[Start]

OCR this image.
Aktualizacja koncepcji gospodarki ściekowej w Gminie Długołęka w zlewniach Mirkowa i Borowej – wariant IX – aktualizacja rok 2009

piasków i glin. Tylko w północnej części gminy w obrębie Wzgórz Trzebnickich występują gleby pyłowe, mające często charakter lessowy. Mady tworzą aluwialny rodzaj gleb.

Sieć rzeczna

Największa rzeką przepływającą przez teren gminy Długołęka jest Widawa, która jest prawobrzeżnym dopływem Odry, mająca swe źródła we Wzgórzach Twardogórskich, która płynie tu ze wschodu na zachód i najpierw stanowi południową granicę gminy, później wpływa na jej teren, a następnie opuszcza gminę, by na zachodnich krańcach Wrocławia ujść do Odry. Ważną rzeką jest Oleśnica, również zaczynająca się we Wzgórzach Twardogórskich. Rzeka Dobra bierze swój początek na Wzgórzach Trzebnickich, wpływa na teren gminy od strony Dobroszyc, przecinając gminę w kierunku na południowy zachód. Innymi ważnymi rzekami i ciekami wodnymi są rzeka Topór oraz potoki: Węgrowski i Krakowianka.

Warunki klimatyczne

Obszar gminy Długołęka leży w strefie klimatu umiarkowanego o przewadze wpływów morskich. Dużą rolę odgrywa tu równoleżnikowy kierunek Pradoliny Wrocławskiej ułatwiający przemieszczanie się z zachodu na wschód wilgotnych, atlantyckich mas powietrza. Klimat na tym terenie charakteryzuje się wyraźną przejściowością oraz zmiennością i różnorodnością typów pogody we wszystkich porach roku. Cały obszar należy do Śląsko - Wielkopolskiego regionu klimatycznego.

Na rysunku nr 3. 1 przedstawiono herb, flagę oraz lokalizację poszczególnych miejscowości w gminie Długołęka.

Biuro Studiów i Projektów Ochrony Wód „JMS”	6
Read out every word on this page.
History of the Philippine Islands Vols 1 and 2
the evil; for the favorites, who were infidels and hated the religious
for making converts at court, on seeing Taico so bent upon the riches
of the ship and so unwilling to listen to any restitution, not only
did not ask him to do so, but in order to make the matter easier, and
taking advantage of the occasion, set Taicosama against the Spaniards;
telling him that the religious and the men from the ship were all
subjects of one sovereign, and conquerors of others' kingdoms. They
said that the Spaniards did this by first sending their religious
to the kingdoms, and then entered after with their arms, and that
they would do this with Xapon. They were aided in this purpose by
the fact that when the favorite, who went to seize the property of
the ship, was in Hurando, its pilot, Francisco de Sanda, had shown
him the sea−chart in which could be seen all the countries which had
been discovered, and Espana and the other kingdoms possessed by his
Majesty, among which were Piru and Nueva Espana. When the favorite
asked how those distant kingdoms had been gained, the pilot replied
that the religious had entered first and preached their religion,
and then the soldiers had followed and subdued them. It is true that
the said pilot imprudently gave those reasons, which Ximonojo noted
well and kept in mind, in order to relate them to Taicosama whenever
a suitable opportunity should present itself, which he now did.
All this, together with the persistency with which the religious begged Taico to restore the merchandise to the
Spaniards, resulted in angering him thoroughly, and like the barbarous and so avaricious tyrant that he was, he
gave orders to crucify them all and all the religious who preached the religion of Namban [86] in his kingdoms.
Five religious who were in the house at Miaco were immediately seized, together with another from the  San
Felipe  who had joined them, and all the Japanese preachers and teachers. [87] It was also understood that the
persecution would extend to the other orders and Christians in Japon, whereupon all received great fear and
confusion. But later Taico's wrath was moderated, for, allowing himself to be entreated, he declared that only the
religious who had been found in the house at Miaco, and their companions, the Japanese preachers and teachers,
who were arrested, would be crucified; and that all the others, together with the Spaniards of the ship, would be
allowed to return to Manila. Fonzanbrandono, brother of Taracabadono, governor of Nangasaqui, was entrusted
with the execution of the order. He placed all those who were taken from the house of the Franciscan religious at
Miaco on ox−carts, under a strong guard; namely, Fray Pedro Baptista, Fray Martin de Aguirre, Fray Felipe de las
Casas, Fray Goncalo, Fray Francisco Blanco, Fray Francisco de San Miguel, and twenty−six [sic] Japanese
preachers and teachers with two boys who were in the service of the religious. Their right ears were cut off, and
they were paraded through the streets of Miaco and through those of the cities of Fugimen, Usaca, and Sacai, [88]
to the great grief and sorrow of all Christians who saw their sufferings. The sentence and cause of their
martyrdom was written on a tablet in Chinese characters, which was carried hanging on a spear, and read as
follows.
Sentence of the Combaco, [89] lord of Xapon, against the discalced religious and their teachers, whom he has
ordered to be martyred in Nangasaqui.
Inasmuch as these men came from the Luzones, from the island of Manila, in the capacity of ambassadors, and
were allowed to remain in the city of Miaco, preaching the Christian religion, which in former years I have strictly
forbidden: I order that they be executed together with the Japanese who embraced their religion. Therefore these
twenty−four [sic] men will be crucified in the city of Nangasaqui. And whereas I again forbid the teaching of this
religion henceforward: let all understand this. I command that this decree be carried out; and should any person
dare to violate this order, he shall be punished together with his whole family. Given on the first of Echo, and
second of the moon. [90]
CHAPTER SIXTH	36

[End]

In the entries above, locate every line with the word "Spaniards" and copy it.

**Task solution:**
taking advantage of the occasion, set Taicosama against the Spaniards;
said that the Spaniards did this by first sending their religious
Spaniards, resulted in angering him thoroughly, and like the barbarous and so avaricious tyrant that he was, he
who were arrested, would be crucified; and that all the others, together with the Spaniards of the ship, would be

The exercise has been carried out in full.